◆ Supplied entries
━━━━━━━━

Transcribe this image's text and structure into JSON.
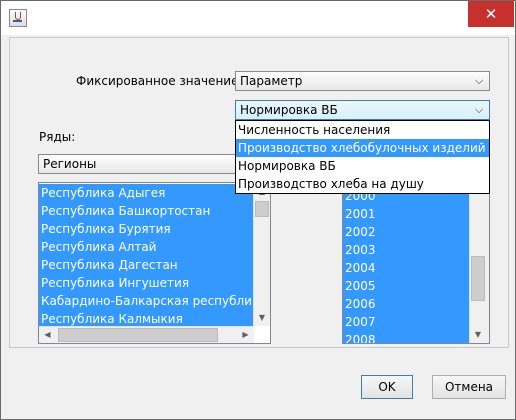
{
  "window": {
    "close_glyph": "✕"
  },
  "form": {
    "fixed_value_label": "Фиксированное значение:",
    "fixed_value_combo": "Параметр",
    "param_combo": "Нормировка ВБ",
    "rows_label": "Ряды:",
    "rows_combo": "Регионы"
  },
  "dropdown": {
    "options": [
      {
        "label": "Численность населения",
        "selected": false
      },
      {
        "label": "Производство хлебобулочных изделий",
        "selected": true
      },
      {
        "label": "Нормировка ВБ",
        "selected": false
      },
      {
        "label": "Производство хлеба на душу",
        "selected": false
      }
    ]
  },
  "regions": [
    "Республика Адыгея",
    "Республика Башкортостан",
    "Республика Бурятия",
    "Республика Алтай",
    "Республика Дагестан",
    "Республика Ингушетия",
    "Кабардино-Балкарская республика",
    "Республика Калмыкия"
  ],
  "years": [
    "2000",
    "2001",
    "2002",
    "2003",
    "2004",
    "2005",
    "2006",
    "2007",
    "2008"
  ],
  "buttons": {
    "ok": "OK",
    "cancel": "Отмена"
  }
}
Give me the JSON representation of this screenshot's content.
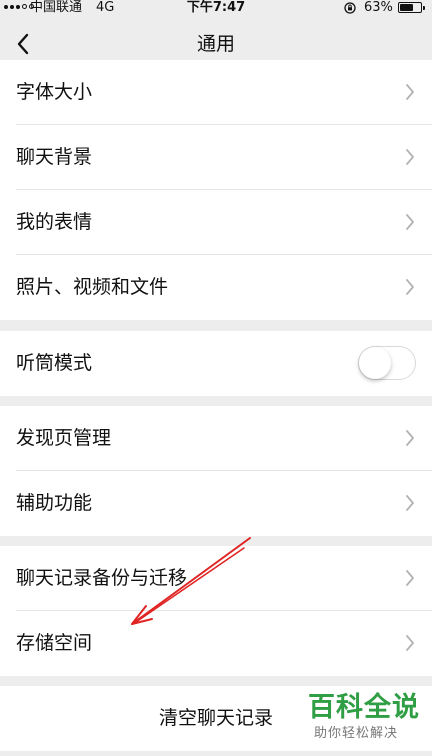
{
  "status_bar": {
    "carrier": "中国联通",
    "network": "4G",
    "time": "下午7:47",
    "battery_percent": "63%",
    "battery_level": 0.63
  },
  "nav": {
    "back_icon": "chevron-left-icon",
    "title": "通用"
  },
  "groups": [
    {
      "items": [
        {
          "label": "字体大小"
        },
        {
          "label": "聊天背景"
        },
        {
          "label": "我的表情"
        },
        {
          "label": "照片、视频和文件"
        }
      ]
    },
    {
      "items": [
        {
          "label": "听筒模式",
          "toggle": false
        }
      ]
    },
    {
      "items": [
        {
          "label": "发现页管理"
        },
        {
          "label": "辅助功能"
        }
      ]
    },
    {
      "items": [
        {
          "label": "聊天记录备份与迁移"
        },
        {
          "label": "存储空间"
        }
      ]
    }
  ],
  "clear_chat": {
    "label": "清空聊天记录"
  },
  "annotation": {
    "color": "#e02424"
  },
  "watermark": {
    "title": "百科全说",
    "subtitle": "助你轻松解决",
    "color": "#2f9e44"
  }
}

━━━━━━━━

◆ Set exercise
Lines from the one that contains "Give me the" through the last line of the data above are to be extracted exactly, with no pictures and no other lines.

◆ Result for this exercise
Give me the JSON representation of this screenshot's content.
{
  "status_bar": {
    "carrier": "中国联通",
    "network": "4G",
    "time": "下午7:47",
    "battery_percent": "63%",
    "battery_level": 0.63
  },
  "nav": {
    "back_icon": "chevron-left-icon",
    "title": "通用"
  },
  "groups": [
    {
      "items": [
        {
          "label": "字体大小"
        },
        {
          "label": "聊天背景"
        },
        {
          "label": "我的表情"
        },
        {
          "label": "照片、视频和文件"
        }
      ]
    },
    {
      "items": [
        {
          "label": "听筒模式",
          "toggle": false
        }
      ]
    },
    {
      "items": [
        {
          "label": "发现页管理"
        },
        {
          "label": "辅助功能"
        }
      ]
    },
    {
      "items": [
        {
          "label": "聊天记录备份与迁移"
        },
        {
          "label": "存储空间"
        }
      ]
    }
  ],
  "clear_chat": {
    "label": "清空聊天记录"
  },
  "annotation": {
    "color": "#e02424"
  },
  "watermark": {
    "title": "百科全说",
    "subtitle": "助你轻松解决",
    "color": "#2f9e44"
  }
}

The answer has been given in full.